__PROVIDED INFORMATION__:
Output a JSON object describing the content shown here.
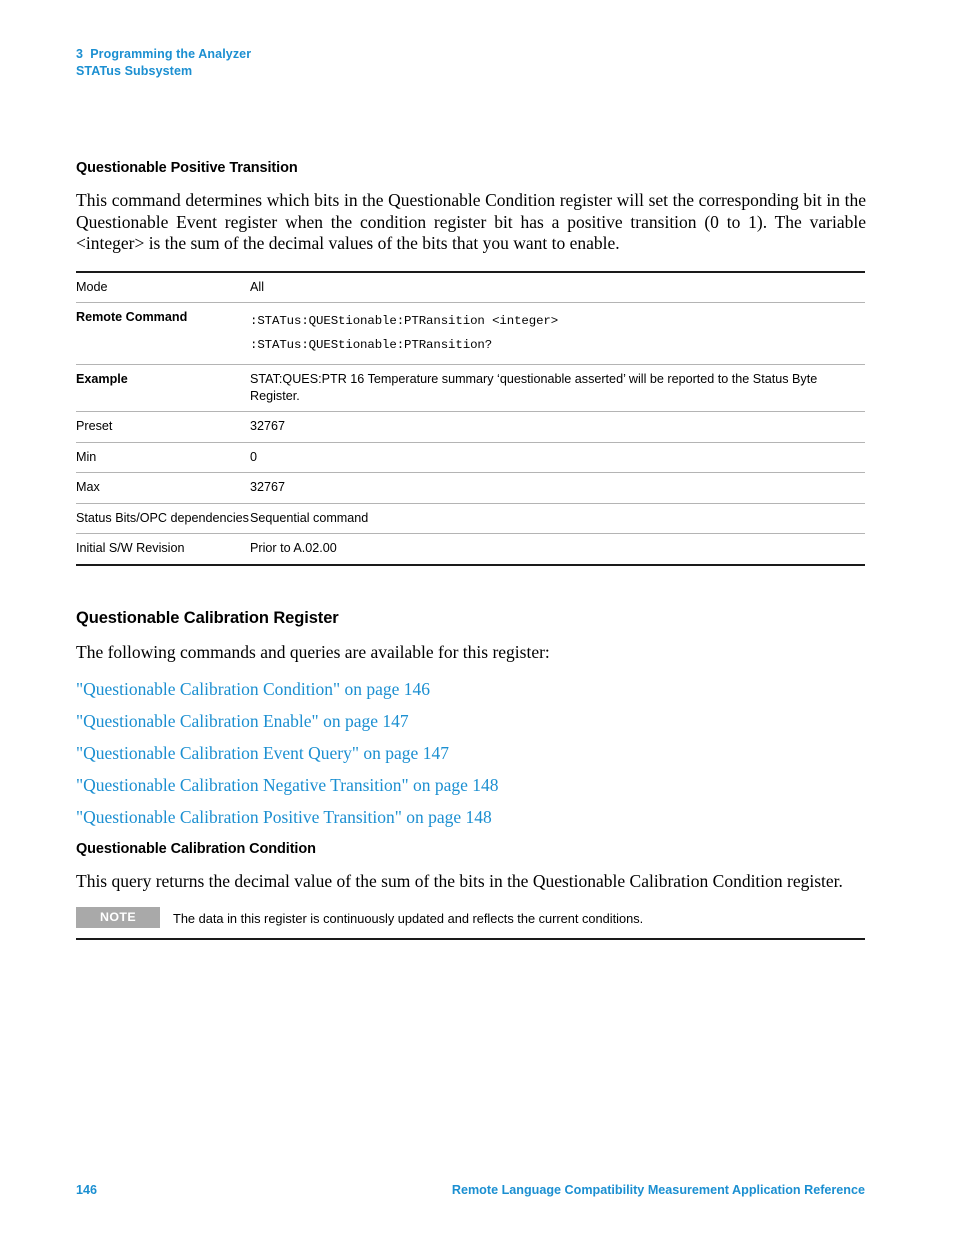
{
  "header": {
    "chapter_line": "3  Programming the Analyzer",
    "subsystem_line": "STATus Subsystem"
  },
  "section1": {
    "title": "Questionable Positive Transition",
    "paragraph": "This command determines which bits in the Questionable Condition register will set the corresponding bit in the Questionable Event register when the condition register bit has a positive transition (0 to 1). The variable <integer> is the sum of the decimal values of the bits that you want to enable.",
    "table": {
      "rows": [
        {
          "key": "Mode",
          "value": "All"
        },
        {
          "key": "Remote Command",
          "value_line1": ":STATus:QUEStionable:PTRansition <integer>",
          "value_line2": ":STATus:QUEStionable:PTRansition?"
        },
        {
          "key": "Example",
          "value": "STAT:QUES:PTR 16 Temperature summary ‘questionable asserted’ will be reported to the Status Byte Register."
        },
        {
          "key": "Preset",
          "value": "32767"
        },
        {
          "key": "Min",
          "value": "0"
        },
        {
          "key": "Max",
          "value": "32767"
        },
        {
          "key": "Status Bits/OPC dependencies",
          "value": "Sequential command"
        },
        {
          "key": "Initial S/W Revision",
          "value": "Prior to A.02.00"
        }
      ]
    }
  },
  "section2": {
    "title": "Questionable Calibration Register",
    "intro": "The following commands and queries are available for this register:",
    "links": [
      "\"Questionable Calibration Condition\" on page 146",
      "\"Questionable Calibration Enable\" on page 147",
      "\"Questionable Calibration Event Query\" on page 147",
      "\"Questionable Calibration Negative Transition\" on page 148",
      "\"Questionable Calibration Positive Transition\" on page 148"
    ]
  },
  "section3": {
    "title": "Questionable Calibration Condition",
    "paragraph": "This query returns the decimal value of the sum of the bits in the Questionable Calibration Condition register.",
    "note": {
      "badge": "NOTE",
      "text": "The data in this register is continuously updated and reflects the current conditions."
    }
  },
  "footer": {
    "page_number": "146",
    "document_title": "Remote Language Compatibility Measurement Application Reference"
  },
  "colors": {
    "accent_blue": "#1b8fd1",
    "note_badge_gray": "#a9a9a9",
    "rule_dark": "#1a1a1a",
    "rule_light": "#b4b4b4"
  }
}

__AIM__:
The word "paragraph" may occur in lines of the records. Report how many such lines there are, giving only the number.

__TASK RESPONSE__:
2